* What the task asks:
Scan the records and identify every line in which the string "soll" occurs, then return those lines.

* Input material:
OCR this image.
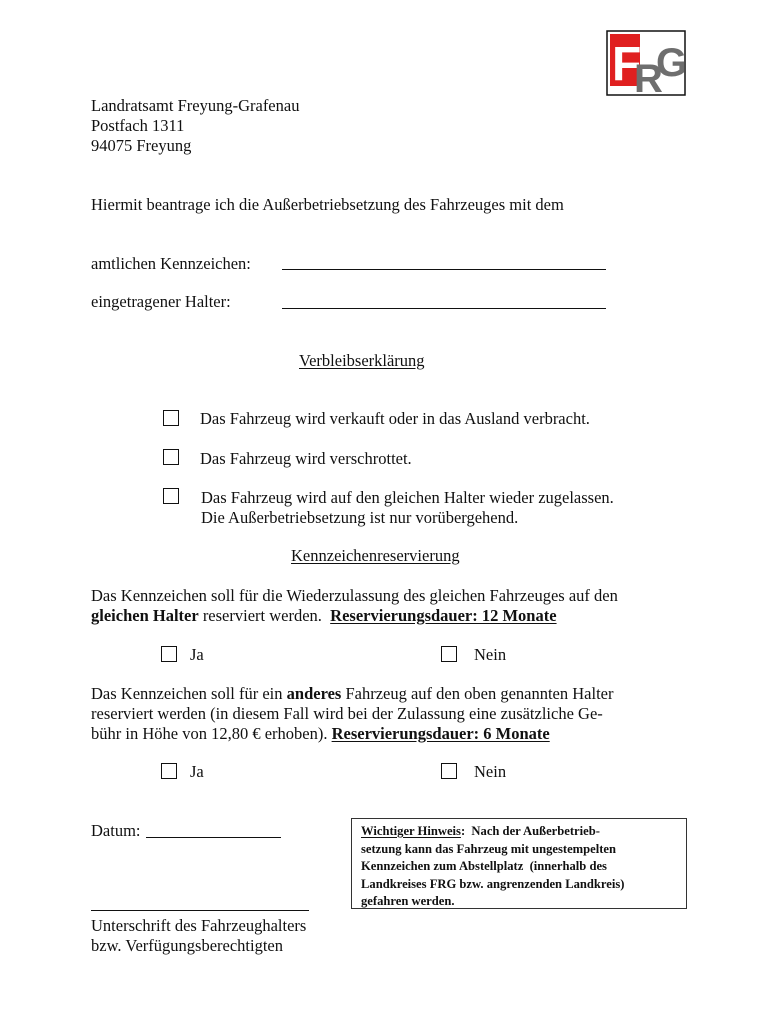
F
R
G
Landratsamt Freyung-Grafenau
Postfach 1311
94075 Freyung
Hiermit beantrage ich die Außerbetriebsetzung des Fahrzeuges mit dem
amtlichen Kennzeichen:
eingetragener Halter:
Verbleibserklärung
Das Fahrzeug wird verkauft oder in das Ausland verbracht.
Das Fahrzeug wird verschrottet.
Das Fahrzeug wird auf den gleichen Halter wieder zugelassen.
Die Außerbetriebsetzung ist nur vorübergehend.
Kennzeichenreservierung
Das Kennzeichen soll für die Wiederzulassung des gleichen Fahrzeuges auf den
gleichen Halter reserviert werden.  Reservierungsdauer: 12 Monate
Ja	Nein
Das Kennzeichen soll für ein anderes Fahrzeug auf den oben genannten Halter
reserviert werden (in diesem Fall wird bei der Zulassung eine zusätzliche Ge-
bühr in Höhe von 12,80 € erhoben). Reservierungsdauer: 6 Monate
Ja	Nein
Datum:
Unterschrift des Fahrzeughalters
bzw. Verfügungsberechtigten
Wichtiger Hinweis:  Nach der Außerbetrieb-
setzung kann das Fahrzeug mit ungestempelten
Kennzeichen zum Abstellplatz  (innerhalb des
Landkreises FRG bzw. angrenzenden Landkreis)
gefahren werden.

* Solution for this exercise:
Das Kennzeichen soll für die Wiederzulassung des gleichen Fahrzeuges auf den
Das Kennzeichen soll für ein anderes Fahrzeug auf den oben genannten Halter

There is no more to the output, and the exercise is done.